Goal: Using the listing below, please gather every line containing the word "color".

Records to process:
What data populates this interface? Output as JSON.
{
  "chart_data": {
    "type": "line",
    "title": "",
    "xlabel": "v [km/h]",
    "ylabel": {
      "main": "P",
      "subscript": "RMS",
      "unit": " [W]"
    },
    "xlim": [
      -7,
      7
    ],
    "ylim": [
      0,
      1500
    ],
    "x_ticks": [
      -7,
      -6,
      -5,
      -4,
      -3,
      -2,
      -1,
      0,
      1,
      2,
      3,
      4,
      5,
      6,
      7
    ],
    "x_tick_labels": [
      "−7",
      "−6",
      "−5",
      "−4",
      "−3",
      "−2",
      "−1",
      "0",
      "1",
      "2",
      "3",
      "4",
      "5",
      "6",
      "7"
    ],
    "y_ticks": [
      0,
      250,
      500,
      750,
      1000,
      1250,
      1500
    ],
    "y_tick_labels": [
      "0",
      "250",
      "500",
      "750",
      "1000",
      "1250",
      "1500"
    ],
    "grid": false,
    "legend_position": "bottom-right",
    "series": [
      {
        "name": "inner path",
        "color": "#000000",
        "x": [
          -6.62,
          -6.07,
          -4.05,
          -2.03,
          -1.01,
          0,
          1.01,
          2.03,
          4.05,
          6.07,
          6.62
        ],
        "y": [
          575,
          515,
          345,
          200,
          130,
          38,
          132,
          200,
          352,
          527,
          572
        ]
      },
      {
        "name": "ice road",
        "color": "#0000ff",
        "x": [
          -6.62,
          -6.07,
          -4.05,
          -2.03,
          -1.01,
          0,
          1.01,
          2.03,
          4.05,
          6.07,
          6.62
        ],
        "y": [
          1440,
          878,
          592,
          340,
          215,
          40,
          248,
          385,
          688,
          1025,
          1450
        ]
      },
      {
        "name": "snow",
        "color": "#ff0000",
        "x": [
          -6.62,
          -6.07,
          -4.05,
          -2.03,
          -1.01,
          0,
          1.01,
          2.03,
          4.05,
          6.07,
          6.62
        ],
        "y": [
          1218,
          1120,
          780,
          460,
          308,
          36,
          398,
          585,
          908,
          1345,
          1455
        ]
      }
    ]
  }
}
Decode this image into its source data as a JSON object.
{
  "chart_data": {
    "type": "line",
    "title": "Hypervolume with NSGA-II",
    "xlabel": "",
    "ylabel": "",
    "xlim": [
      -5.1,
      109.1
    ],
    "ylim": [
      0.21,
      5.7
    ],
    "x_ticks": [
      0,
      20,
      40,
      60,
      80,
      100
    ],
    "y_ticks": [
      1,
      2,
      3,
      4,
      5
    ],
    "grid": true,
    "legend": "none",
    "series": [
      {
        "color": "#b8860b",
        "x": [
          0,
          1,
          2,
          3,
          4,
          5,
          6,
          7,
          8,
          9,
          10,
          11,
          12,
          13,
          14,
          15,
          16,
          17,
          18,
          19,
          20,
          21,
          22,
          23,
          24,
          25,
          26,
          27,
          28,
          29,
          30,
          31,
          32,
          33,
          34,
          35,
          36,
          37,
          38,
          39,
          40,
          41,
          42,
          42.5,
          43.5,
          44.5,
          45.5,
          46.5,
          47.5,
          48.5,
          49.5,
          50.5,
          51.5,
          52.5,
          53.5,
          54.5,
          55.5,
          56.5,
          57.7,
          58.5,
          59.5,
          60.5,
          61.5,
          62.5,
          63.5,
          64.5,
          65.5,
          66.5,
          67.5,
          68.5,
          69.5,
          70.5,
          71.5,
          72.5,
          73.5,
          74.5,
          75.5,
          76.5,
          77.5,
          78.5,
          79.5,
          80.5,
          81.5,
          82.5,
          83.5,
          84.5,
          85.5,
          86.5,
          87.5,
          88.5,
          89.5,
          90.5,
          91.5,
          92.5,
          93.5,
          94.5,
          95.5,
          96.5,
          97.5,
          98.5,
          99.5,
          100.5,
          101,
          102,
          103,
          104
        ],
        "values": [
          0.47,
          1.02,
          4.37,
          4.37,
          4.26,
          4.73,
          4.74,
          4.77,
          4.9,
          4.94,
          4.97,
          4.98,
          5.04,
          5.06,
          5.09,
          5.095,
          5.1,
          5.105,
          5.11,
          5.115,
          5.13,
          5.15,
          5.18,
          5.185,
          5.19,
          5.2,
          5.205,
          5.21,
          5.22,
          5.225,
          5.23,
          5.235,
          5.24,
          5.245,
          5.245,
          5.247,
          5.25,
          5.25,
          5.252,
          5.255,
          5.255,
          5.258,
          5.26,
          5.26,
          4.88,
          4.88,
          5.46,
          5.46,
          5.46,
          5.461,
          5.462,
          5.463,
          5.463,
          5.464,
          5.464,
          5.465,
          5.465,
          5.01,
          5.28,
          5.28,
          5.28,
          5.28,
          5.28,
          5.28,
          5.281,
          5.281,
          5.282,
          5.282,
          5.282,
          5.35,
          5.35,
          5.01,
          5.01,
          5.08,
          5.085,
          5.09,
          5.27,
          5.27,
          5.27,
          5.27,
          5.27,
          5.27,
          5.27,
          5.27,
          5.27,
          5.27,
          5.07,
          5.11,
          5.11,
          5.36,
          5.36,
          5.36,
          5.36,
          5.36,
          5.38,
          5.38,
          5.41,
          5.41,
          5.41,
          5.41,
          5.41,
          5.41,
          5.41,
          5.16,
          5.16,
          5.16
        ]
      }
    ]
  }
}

Complete answer:
        "color": "#000000",
        "color": "#0000ff",
        "color": "#ff0000",
        "color": "#b8860b",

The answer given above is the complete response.